> **INSTRUCTION**: Identify the lines holding "WordCountMapper" and copy them.

***

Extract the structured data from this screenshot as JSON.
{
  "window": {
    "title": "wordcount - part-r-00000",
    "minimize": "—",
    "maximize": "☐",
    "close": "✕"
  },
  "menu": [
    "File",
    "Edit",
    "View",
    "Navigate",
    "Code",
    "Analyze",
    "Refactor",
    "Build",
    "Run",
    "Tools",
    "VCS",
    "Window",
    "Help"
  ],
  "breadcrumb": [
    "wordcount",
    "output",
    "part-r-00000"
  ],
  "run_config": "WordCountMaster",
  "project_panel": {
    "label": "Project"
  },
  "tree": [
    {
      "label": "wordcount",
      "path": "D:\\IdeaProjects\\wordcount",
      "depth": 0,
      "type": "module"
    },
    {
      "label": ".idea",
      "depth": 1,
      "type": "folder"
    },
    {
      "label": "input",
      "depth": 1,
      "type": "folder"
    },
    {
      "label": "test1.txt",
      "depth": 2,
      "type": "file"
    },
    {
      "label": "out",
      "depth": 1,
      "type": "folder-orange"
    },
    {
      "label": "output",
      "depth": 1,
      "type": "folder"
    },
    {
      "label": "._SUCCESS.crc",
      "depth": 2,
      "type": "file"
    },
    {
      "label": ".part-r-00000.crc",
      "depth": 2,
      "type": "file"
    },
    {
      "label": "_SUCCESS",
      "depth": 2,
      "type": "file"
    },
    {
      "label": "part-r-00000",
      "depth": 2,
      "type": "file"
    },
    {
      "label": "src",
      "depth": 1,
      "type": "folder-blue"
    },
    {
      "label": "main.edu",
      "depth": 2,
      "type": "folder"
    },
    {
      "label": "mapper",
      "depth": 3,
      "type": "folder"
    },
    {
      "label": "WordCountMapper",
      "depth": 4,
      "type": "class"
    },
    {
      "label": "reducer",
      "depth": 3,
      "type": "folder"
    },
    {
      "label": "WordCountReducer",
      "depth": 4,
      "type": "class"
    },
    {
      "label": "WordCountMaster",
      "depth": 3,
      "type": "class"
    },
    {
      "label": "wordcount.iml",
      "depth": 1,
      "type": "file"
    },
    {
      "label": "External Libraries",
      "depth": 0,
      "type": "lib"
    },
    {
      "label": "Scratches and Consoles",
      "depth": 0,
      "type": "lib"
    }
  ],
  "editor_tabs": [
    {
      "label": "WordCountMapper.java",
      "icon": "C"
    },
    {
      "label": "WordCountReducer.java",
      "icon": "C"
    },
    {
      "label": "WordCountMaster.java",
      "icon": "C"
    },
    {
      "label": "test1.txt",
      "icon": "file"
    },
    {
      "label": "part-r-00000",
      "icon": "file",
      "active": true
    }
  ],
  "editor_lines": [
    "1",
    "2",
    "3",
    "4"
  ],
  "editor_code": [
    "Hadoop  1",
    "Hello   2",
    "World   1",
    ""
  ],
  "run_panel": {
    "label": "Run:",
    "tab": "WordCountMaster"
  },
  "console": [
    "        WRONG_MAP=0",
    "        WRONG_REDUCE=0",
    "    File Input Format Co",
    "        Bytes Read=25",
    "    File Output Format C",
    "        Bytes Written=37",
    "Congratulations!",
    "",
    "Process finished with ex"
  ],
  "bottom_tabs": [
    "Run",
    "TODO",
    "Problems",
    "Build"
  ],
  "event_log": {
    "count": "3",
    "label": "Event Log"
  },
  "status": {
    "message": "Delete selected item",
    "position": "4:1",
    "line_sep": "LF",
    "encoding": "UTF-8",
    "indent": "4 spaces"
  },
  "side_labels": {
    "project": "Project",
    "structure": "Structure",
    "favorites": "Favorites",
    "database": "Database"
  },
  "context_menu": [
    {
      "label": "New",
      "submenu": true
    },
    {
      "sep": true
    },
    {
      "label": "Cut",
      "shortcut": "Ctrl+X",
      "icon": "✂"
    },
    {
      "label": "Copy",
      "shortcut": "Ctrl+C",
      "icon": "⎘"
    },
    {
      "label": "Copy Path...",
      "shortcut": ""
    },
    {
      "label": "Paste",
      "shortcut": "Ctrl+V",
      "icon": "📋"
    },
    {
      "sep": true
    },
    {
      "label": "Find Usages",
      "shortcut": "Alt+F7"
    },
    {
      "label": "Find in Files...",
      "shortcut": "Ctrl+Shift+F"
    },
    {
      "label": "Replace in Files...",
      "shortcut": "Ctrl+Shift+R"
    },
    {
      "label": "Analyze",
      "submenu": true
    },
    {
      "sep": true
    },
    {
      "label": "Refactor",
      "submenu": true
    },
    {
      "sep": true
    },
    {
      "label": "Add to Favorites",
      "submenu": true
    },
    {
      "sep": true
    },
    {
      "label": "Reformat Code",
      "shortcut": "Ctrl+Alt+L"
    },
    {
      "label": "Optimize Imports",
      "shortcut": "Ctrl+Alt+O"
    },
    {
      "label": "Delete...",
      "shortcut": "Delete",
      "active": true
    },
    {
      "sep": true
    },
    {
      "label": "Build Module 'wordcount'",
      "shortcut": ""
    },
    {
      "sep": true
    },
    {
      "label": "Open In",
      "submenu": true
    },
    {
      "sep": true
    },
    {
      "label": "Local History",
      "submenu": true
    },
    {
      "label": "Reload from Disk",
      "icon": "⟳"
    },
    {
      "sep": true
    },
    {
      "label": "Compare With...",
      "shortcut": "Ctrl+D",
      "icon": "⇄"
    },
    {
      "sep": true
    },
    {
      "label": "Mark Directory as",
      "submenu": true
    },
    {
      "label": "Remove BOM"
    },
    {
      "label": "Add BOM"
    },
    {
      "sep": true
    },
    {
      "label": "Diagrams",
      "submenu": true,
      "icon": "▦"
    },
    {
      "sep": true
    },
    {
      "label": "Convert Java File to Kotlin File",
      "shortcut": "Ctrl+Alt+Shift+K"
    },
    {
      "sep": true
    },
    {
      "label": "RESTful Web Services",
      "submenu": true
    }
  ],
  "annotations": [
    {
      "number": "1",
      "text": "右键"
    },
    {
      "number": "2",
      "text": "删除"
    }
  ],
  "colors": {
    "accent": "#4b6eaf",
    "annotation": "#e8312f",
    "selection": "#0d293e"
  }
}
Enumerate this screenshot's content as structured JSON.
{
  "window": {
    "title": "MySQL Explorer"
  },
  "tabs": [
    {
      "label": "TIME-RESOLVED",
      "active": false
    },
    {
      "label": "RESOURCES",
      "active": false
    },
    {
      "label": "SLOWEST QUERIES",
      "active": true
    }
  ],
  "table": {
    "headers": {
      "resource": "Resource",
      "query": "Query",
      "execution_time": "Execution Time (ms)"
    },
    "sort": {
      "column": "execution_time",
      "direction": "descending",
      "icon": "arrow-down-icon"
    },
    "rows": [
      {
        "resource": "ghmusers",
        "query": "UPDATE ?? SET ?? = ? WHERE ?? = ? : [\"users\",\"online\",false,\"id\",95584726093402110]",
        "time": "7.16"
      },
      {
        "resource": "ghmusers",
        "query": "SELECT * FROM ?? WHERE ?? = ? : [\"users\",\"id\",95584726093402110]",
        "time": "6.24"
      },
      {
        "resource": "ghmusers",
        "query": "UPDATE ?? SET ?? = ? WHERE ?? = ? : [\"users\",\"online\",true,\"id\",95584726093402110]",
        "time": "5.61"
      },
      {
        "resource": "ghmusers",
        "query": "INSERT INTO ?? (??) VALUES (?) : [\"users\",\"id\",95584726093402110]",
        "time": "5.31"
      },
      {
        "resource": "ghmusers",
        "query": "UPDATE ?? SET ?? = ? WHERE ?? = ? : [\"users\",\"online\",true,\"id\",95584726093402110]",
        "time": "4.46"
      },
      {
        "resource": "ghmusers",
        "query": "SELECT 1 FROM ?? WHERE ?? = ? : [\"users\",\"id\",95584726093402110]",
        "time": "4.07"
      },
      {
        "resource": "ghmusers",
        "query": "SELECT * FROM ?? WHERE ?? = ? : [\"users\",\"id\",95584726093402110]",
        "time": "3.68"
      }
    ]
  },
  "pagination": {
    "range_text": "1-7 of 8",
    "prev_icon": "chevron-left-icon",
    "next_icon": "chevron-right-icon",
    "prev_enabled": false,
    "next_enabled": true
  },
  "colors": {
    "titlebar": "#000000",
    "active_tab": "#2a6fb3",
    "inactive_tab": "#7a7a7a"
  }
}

***

> **COMPLETED TASK**:
      "label": "WordCountMapper",
      "label": "WordCountMapper.java",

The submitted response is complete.